### Data for this exercise
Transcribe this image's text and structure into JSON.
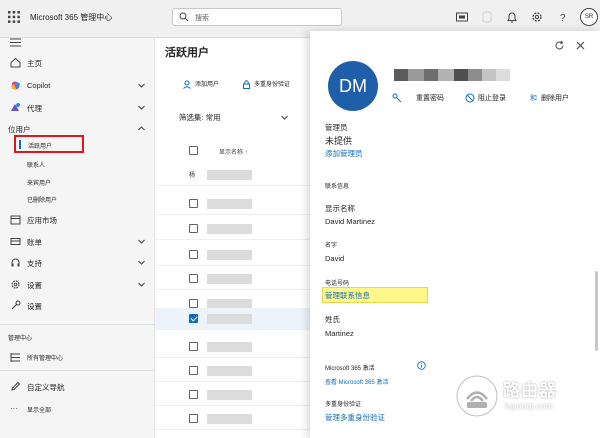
{
  "topbar": {
    "app_title": "Microsoft 365 管理中心",
    "search_placeholder": "搜索",
    "avatar_initials": "SR"
  },
  "sidebar": {
    "items": [
      {
        "label": "主页",
        "icon": "home-icon"
      },
      {
        "label": "Copilot",
        "icon": "copilot-icon"
      },
      {
        "label": "代理",
        "icon": "agent-icon"
      },
      {
        "label": "位用户",
        "icon": "user-icon"
      },
      {
        "label": "应用市场",
        "icon": "marketplace-icon"
      },
      {
        "label": "账单",
        "icon": "billing-icon"
      },
      {
        "label": "支持",
        "icon": "support-icon"
      },
      {
        "label": "设置",
        "icon": "settings-icon"
      },
      {
        "label": "设置",
        "icon": "setup-icon"
      }
    ],
    "users_subitems": [
      "活跃用户",
      "联系人",
      "来宾用户",
      "已删除用户"
    ],
    "section_admin_centers": "管理中心",
    "all_admin_centers": "所有管理中心",
    "customize_nav": "自定义导航",
    "show_all": "显示全部"
  },
  "main": {
    "page_title": "活跃用户",
    "cmd_add_user": "添加用户",
    "cmd_mfa": "多重身份验证",
    "filter_label": "筛选集: 常用",
    "col_display_name": "显示名称 ↑",
    "first_row_text": "杨"
  },
  "panel": {
    "avatar_initials": "DM",
    "action_reset_password": "重置密码",
    "action_block_signin": "阻止登录",
    "action_delete_prefix": "和",
    "action_delete": "删除用户",
    "roles_label": "管理员",
    "roles_value": "未提供",
    "roles_link": "添加管理员",
    "contact_header": "联系信息",
    "display_name_label": "显示名称",
    "display_name_value": "David Martinez",
    "first_name_label": "名字",
    "first_name_value": "David",
    "phone_label": "电话号码",
    "phone_link": "管理联系信息",
    "last_name_label": "姓氏",
    "last_name_value": "Martinez",
    "ms365_label": "Microsoft 365 激活",
    "ms365_link": "查看 Microsoft 365 激活",
    "mfa_label": "多重身份验证",
    "mfa_link": "管理多重身份验证"
  },
  "watermark": {
    "title": "路由器",
    "url": "luyouqi.com"
  },
  "colors": {
    "accent": "#0f6cbd",
    "avatar_bg": "#1f5ea8",
    "highlight": "#fff78a",
    "callout_border": "#e3141c"
  }
}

### What is required
Copy out all the records exactly, excluding pictures.

### Correct response
Transcribe this image's text and structure into JSON.
{
  "topbar": {
    "app_title": "Microsoft 365 管理中心",
    "search_placeholder": "搜索",
    "avatar_initials": "SR"
  },
  "sidebar": {
    "items": [
      {
        "label": "主页",
        "icon": "home-icon"
      },
      {
        "label": "Copilot",
        "icon": "copilot-icon"
      },
      {
        "label": "代理",
        "icon": "agent-icon"
      },
      {
        "label": "位用户",
        "icon": "user-icon"
      },
      {
        "label": "应用市场",
        "icon": "marketplace-icon"
      },
      {
        "label": "账单",
        "icon": "billing-icon"
      },
      {
        "label": "支持",
        "icon": "support-icon"
      },
      {
        "label": "设置",
        "icon": "settings-icon"
      },
      {
        "label": "设置",
        "icon": "setup-icon"
      }
    ],
    "users_subitems": [
      "活跃用户",
      "联系人",
      "来宾用户",
      "已删除用户"
    ],
    "section_admin_centers": "管理中心",
    "all_admin_centers": "所有管理中心",
    "customize_nav": "自定义导航",
    "show_all": "显示全部"
  },
  "main": {
    "page_title": "活跃用户",
    "cmd_add_user": "添加用户",
    "cmd_mfa": "多重身份验证",
    "filter_label": "筛选集: 常用",
    "col_display_name": "显示名称 ↑",
    "first_row_text": "杨"
  },
  "panel": {
    "avatar_initials": "DM",
    "action_reset_password": "重置密码",
    "action_block_signin": "阻止登录",
    "action_delete_prefix": "和",
    "action_delete": "删除用户",
    "roles_label": "管理员",
    "roles_value": "未提供",
    "roles_link": "添加管理员",
    "contact_header": "联系信息",
    "display_name_label": "显示名称",
    "display_name_value": "David Martinez",
    "first_name_label": "名字",
    "first_name_value": "David",
    "phone_label": "电话号码",
    "phone_link": "管理联系信息",
    "last_name_label": "姓氏",
    "last_name_value": "Martinez",
    "ms365_label": "Microsoft 365 激活",
    "ms365_link": "查看 Microsoft 365 激活",
    "mfa_label": "多重身份验证",
    "mfa_link": "管理多重身份验证"
  },
  "watermark": {
    "title": "路由器",
    "url": "luyouqi.com"
  },
  "colors": {
    "accent": "#0f6cbd",
    "avatar_bg": "#1f5ea8",
    "highlight": "#fff78a",
    "callout_border": "#e3141c"
  }
}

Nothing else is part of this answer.